## PROBLEMA POSTO
Duplica integralmente, senza alcuna modifica, il testo sulla leggenda dei vecchietti surgelati del Vermont riportato più sotto.

## TESTO DA LEGGERE
╔══
Articolo di Sofia Lincos e di Giuseppe Stilo
Gli inverni, nel Vermont, sono quasi proverbiali per la loro rigidità La nazione delle Green Mountains ha fama di essere tra le più gelide degli Stati Uniti - Alaska esclusa - con un clima continentale paragonabile a quello di Mosca e di Stoccolma: temperature assai basse che raggiungono i 10 gradi sotto zero, abbondanti nevicate e vento pungente sono i tre elementi che ogni abitante del Vermont impara ben presto a conoscere.
Se ai giorni nostri abbiamo sicuramente buoni mezzi per difenderci, pensate a quanto poteva essere difficile un inverno nell’anno di grazia 1887, per una famiglia contadina del Nord-Est degli Stati Uniti. Ed è proprio in questo contesto - tra raffiche di vento ghiacciato e temperature sotto zero - che è ambientata la nostra leggenda: è la storiella dei vecchietti surgelati, una storia comparsa per la prima volta alla fine del Diciannovesimo secolo, ma che è entrata a pieno diritto nel folklore del Vermont.
Parenti surgelati contro il logorio dell’inverno
La prima fonte della nostra storia è rappresentata da un articolo dell’Argus and Patriot, un giornale stampato a Montpelier. Il 21 dicembre 1887, in prima pagina, ecco che certo A.M. firmava una curiosa corrispondenza:
Una strana storia - Sono un uomo anziano ormai, e nel corso della mia vita girovaga ho visto alcuni strani spettacoli, sia in terra straniera sia in questo paese; ma nessuno così strano come quella che di cui ho appreso da un vecchio diario tenuto da mio zio William, entrato in mio possesso alla sua morte, alcuni anni fa. Gli eventi descritti si sono svolti in un paese di montagna a una ventina di miglia da Montpelier, capitale del Vermont. Sono stato sul posto, là sulla montagna, e ho visto la vecchia casa di tronchi dove si svolsero gli eventi registrati nel diario, e ho visto e parlato con un anziano che mi ha garantito la veridicità del racconto: suo padre era uno dei soggetti operati…
Ma in che cosa consisteva l’operazione? Ecco che A.M. provvedeva a riportare alcuni stralci del diario dello zio.
╚══
## ELENCO RIPORTATO
╔══
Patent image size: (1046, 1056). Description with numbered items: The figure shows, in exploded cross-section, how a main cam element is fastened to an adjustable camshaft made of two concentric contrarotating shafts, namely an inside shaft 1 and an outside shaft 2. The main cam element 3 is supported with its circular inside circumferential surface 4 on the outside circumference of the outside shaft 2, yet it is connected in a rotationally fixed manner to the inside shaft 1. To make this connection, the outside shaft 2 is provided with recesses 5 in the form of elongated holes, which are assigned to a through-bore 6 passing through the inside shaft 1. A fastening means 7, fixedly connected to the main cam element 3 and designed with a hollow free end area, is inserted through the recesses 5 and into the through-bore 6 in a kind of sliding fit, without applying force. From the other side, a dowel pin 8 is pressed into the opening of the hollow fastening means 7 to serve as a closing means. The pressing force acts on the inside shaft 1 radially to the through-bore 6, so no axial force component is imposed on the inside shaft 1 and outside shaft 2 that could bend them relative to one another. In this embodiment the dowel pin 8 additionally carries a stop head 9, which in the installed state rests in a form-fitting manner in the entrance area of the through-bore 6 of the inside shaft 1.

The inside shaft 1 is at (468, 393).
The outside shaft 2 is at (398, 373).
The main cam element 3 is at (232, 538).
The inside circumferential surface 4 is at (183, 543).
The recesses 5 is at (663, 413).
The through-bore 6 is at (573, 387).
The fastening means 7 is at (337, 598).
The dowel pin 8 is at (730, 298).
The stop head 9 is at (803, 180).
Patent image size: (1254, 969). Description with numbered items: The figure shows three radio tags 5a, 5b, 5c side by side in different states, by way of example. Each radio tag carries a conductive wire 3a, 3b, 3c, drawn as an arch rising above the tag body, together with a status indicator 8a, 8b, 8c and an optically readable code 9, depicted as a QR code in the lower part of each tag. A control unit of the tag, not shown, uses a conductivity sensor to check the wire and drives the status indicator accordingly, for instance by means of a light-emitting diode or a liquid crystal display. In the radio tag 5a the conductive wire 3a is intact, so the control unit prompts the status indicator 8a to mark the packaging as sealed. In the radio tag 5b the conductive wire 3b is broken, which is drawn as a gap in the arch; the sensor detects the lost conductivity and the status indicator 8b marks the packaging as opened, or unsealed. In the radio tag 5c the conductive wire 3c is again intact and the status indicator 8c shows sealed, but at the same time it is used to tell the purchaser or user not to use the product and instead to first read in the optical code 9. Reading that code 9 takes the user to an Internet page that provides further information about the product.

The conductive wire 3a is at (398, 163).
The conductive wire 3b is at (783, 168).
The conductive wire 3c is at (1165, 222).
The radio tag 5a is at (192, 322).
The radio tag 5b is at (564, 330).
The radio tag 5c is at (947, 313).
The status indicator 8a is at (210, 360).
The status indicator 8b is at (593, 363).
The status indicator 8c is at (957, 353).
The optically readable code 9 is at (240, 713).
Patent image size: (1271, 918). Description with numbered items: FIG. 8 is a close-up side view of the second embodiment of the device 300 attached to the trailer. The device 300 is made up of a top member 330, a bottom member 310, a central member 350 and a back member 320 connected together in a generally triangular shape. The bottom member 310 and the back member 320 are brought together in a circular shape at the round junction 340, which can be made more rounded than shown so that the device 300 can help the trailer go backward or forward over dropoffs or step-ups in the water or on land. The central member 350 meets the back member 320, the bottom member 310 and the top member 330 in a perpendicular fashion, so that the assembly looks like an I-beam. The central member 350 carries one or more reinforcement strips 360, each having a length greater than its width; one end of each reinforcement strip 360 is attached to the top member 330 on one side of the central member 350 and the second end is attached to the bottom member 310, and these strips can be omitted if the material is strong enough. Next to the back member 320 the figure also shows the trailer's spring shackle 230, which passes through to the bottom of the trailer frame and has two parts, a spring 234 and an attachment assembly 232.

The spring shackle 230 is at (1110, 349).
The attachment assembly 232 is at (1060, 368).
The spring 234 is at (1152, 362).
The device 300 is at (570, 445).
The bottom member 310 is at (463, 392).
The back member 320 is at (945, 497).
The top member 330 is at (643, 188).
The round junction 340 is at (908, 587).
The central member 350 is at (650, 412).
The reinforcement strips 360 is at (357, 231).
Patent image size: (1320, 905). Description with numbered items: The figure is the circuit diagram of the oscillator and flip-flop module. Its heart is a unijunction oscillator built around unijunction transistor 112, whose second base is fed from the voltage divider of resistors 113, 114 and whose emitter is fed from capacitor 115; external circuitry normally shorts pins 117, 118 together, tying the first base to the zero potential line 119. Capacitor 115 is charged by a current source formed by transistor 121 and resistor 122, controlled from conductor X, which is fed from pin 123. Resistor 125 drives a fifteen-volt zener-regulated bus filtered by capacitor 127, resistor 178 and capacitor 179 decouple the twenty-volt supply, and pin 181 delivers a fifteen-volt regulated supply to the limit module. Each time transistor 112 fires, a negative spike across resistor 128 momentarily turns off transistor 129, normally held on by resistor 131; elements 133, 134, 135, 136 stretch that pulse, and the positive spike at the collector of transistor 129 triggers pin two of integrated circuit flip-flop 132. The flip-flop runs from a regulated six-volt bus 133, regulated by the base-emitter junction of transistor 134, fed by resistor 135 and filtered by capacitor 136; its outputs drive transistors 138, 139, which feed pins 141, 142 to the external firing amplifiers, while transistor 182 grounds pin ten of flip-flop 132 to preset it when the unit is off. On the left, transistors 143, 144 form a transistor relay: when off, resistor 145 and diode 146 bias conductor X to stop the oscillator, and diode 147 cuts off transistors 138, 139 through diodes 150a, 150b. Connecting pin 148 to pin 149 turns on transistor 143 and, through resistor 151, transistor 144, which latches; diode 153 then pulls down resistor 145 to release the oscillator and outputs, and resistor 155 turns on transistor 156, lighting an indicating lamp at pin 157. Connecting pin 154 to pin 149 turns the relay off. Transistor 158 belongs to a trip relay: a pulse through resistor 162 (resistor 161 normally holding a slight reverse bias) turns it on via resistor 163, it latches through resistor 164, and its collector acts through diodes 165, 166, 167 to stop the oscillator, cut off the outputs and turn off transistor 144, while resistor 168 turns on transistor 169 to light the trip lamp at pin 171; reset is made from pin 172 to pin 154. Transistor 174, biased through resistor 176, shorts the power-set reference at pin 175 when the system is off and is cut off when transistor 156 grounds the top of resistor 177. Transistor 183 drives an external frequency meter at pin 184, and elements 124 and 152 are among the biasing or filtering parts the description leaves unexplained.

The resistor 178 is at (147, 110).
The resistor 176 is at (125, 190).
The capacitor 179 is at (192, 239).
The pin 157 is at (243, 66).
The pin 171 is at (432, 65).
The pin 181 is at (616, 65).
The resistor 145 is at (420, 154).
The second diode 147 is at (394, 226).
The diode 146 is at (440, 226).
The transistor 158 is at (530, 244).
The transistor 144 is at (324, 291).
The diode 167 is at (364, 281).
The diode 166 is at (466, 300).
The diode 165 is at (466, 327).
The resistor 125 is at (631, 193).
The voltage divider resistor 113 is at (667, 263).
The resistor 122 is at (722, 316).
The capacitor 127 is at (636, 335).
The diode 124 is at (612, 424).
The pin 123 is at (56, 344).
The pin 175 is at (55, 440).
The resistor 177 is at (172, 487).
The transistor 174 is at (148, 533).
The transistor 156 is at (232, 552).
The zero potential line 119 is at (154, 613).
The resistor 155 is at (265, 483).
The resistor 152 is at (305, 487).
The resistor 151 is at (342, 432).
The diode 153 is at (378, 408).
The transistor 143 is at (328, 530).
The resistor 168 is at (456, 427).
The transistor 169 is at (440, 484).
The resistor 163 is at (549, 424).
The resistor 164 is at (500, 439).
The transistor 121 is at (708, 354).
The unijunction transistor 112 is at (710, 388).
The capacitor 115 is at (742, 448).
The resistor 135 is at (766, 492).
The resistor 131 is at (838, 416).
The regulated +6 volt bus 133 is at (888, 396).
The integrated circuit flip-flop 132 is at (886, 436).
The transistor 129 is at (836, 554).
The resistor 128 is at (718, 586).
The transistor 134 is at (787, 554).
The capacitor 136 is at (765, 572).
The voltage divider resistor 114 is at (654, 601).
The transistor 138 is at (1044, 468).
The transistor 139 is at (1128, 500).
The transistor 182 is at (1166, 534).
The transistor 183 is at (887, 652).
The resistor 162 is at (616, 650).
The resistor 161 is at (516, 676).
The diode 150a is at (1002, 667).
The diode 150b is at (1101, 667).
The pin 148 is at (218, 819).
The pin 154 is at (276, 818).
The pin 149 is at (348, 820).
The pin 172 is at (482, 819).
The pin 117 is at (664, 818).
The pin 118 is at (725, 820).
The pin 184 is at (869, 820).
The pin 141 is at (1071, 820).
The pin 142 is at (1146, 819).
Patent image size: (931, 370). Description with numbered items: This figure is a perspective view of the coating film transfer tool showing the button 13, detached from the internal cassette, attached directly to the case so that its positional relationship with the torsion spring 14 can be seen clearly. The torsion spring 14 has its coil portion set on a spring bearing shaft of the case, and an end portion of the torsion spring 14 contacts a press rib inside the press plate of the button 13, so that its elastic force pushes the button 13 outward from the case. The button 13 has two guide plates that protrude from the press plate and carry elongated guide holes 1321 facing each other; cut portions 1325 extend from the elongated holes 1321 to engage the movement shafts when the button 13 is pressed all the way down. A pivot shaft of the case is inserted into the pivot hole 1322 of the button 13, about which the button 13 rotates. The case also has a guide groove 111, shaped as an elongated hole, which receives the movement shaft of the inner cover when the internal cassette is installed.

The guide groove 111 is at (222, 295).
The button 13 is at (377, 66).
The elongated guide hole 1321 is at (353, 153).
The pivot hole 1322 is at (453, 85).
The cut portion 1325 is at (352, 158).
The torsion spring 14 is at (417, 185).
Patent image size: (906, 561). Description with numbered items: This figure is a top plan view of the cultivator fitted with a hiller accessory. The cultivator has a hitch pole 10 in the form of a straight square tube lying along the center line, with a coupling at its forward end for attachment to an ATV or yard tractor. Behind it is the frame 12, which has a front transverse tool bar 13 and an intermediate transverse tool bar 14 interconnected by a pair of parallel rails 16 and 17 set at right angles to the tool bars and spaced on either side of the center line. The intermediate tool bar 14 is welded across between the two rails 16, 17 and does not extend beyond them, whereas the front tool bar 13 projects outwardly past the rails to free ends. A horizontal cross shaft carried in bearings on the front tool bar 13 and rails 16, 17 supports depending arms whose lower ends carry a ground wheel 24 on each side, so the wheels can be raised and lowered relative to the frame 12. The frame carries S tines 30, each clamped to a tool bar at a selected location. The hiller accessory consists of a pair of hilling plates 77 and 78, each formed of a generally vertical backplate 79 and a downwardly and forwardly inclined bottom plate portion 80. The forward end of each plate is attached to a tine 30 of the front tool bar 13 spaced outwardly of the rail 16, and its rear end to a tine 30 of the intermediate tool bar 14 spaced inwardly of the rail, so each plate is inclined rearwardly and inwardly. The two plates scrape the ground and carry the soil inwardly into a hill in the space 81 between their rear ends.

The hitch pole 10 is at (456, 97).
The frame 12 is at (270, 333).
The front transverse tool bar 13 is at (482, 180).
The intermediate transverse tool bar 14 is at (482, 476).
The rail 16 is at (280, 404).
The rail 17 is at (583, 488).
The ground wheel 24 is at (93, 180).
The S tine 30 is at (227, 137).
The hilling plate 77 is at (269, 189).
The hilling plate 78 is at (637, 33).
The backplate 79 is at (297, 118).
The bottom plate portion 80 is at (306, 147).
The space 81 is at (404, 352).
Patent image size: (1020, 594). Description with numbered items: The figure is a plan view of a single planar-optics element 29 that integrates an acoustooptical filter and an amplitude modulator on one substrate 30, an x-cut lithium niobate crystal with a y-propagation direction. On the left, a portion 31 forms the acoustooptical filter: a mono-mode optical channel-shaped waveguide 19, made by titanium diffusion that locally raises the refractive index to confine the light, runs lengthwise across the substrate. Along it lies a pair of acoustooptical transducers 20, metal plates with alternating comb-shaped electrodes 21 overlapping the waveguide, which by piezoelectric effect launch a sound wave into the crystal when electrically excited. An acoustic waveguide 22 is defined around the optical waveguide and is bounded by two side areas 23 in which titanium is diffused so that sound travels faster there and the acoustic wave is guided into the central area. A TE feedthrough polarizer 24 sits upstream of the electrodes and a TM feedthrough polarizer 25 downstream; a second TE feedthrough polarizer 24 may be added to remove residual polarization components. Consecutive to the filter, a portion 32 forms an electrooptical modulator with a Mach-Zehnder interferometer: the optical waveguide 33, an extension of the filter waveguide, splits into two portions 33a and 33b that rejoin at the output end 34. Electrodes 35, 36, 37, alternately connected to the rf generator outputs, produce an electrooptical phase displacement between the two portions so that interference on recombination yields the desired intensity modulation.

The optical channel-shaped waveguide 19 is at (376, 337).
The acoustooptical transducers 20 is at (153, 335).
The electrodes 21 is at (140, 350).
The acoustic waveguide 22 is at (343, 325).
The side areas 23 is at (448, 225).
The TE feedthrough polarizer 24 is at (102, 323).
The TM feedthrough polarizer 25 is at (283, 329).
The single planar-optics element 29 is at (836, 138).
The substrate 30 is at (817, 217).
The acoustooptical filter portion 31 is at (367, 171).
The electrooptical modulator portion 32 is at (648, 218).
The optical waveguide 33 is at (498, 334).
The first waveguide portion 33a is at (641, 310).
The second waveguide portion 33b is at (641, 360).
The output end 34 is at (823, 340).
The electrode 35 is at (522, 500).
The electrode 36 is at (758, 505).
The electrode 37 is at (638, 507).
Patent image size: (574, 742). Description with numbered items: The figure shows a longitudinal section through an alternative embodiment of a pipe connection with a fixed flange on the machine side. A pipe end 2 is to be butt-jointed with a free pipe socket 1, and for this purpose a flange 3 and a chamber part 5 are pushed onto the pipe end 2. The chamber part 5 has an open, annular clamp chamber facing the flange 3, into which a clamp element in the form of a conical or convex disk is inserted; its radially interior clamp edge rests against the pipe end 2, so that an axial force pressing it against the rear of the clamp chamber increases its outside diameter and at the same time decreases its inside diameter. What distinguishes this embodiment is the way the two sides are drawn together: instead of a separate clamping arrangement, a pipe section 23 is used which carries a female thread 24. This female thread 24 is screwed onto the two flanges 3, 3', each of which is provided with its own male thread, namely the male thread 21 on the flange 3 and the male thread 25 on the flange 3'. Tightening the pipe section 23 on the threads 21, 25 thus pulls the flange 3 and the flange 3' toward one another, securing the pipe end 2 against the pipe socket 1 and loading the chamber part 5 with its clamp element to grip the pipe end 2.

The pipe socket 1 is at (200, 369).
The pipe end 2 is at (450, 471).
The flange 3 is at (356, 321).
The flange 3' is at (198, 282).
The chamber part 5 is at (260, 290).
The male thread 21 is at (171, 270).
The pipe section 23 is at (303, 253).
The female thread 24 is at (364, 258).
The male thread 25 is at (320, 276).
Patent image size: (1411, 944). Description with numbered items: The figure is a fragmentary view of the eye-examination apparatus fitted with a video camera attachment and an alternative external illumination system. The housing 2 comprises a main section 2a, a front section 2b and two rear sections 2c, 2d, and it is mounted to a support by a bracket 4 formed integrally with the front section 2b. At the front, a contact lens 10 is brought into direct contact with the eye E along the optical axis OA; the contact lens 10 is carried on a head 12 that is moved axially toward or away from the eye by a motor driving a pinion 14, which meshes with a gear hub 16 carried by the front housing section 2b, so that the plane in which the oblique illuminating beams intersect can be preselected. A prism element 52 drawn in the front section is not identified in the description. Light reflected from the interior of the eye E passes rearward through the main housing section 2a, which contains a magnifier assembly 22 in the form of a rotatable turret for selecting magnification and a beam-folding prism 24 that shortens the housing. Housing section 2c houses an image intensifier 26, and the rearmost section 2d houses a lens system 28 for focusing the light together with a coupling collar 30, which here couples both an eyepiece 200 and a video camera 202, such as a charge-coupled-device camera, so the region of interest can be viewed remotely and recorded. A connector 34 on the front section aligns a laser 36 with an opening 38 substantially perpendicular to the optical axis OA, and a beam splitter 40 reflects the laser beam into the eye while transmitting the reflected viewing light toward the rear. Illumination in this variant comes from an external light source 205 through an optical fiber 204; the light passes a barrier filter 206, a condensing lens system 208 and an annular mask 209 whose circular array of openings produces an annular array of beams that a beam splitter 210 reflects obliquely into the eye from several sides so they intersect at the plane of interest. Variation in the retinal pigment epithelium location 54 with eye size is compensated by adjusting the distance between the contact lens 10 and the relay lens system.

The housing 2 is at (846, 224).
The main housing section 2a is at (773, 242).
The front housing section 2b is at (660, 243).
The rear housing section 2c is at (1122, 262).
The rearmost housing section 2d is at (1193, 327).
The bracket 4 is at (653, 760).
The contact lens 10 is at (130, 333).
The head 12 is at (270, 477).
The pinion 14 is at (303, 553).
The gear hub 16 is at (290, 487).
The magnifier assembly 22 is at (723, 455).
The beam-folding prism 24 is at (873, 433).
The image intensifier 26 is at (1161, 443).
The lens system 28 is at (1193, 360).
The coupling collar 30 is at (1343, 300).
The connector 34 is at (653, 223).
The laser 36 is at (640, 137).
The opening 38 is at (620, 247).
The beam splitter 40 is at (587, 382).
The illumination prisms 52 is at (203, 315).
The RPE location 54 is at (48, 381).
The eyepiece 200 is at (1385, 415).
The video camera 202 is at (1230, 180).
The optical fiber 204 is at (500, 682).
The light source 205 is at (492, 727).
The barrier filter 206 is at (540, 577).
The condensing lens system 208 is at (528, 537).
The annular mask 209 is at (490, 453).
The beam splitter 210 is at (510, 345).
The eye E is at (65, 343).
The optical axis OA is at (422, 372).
╚══
## SOLUZIONE DEL PROBLEMA
Articolo di Sofia Lincos e di Giuseppe Stilo
Gli inverni, nel Vermont, sono quasi proverbiali per la loro rigidità La nazione delle Green Mountains ha fama di essere tra le più gelide degli Stati Uniti - Alaska esclusa - con un clima continentale paragonabile a quello di Mosca e di Stoccolma: temperature assai basse che raggiungono i 10 gradi sotto zero, abbondanti nevicate e vento pungente sono i tre elementi che ogni abitante del Vermont impara ben presto a conoscere.
Se ai giorni nostri abbiamo sicuramente buoni mezzi per difenderci, pensate a quanto poteva essere difficile un inverno nell’anno di grazia 1887, per una famiglia contadina del Nord-Est degli Stati Uniti. Ed è proprio in questo contesto - tra raffiche di vento ghiacciato e temperature sotto zero - che è ambientata la nostra leggenda: è la storiella dei vecchietti surgelati, una storia comparsa per la prima volta alla fine del Diciannovesimo secolo, ma che è entrata a pieno diritto nel folklore del Vermont.
Parenti surgelati contro il logorio dell’inverno
La prima fonte della nostra storia è rappresentata da un articolo dell’Argus and Patriot, un giornale stampato a Montpelier. Il 21 dicembre 1887, in prima pagina, ecco che certo A.M. firmava una curiosa corrispondenza:
Una strana storia - Sono un uomo anziano ormai, e nel corso della mia vita girovaga ho visto alcuni strani spettacoli, sia in terra straniera sia in questo paese; ma nessuno così strano come quella che di cui ho appreso da un vecchio diario tenuto da mio zio William, entrato in mio possesso alla sua morte, alcuni anni fa. Gli eventi descritti si sono svolti in un paese di montagna a una ventina di miglia da Montpelier, capitale del Vermont. Sono stato sul posto, là sulla montagna, e ho visto la vecchia casa di tronchi dove si svolsero gli eventi registrati nel diario, e ho visto e parlato con un anziano che mi ha garantito la veridicità del racconto: suo padre era uno dei soggetti operati…
Ma in che cosa consisteva l’operazione? Ecco che A.M. provvedeva a riportare alcuni stralci del diario dello zio.